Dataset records
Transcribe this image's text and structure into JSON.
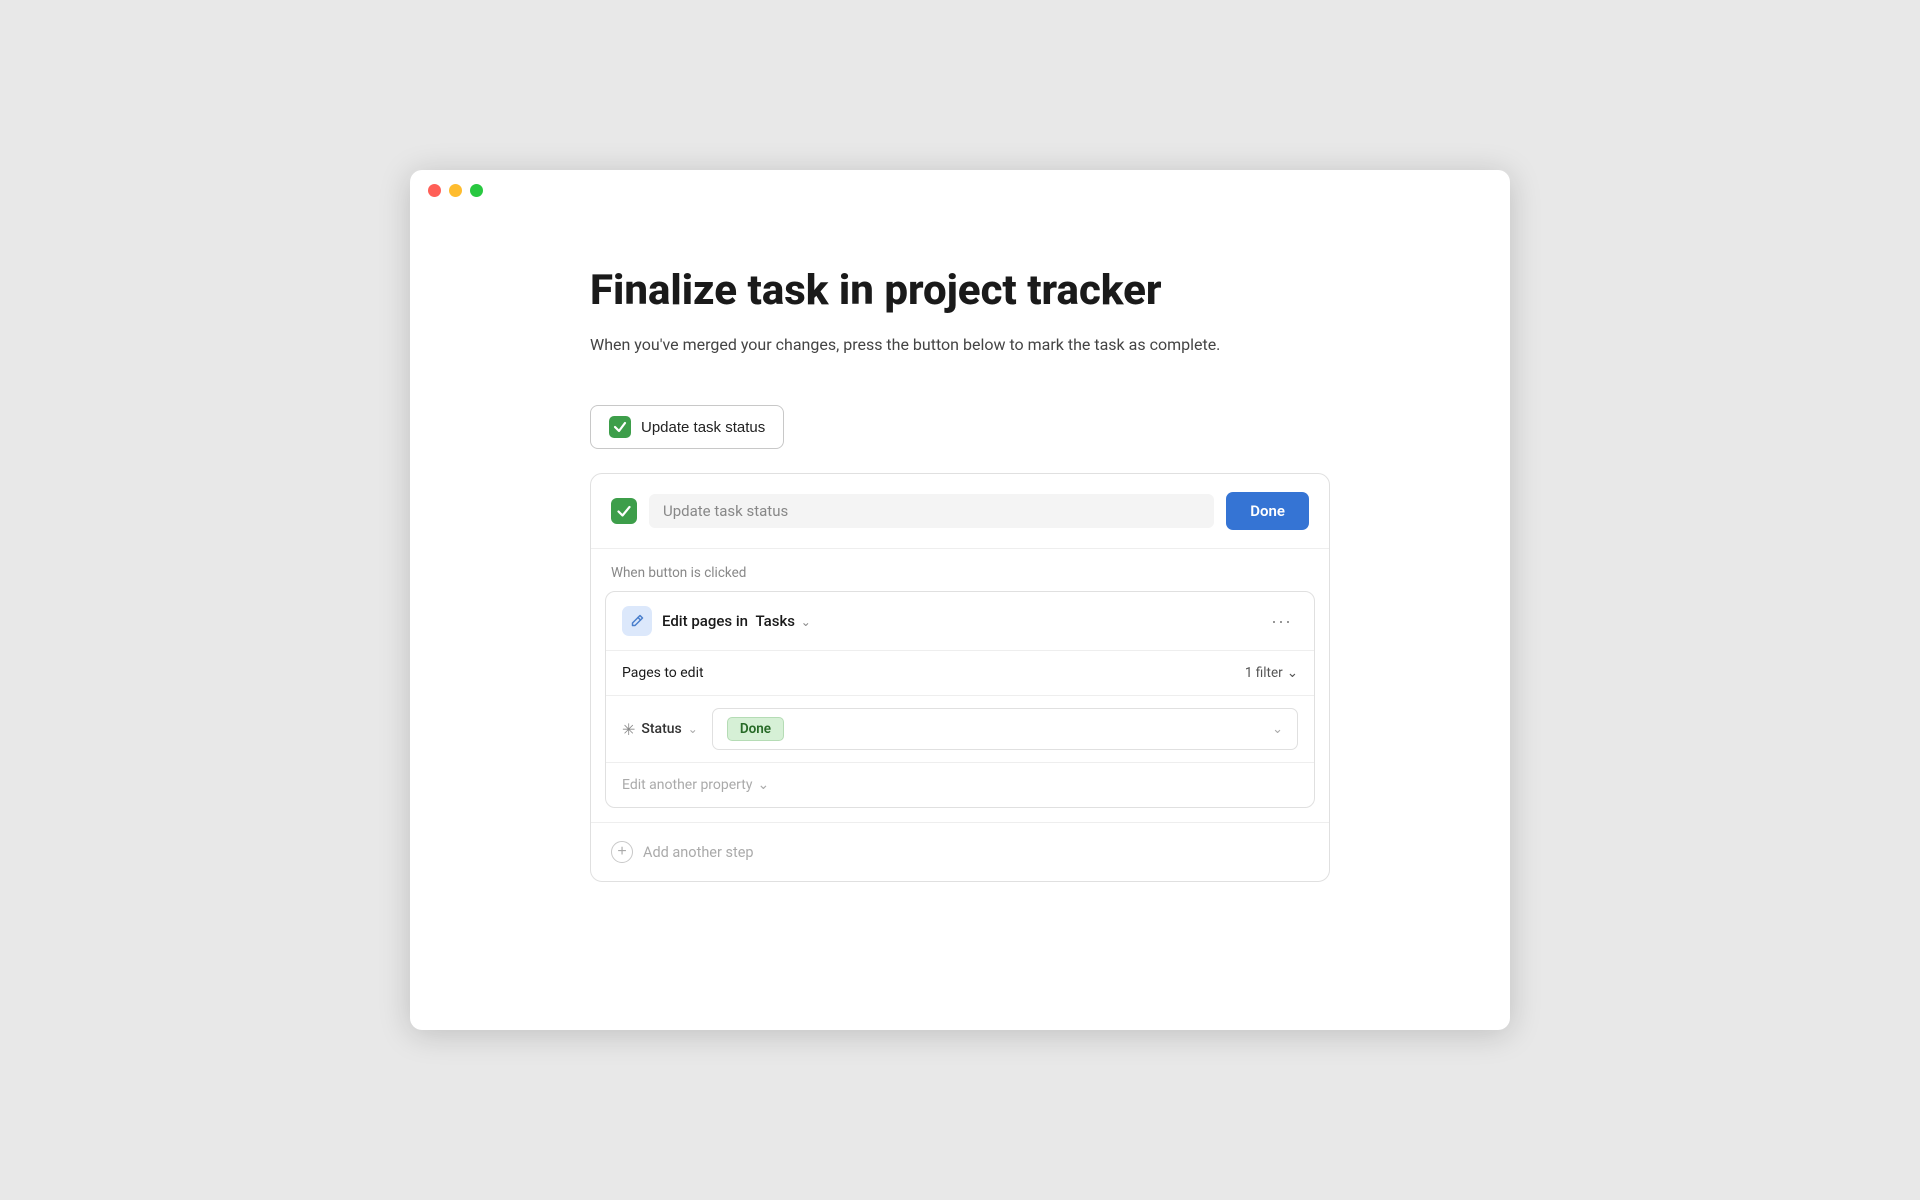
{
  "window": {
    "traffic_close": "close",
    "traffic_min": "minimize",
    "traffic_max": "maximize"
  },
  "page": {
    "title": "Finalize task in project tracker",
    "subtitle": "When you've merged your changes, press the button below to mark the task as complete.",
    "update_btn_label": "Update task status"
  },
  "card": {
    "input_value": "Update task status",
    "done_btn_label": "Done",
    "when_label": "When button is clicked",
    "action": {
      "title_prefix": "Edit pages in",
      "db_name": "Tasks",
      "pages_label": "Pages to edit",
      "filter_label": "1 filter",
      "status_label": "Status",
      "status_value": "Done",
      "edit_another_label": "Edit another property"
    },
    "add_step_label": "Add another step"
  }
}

* [EXERCISE PROMPT] Reproduce the data above in full, exactly as it is, with the pictures left out.

* [REPLY]
Transcribe this image's text and structure into JSON.
{
  "window": {
    "traffic_close": "close",
    "traffic_min": "minimize",
    "traffic_max": "maximize"
  },
  "page": {
    "title": "Finalize task in project tracker",
    "subtitle": "When you've merged your changes, press the button below to mark the task as complete.",
    "update_btn_label": "Update task status"
  },
  "card": {
    "input_value": "Update task status",
    "done_btn_label": "Done",
    "when_label": "When button is clicked",
    "action": {
      "title_prefix": "Edit pages in",
      "db_name": "Tasks",
      "pages_label": "Pages to edit",
      "filter_label": "1 filter",
      "status_label": "Status",
      "status_value": "Done",
      "edit_another_label": "Edit another property"
    },
    "add_step_label": "Add another step"
  }
}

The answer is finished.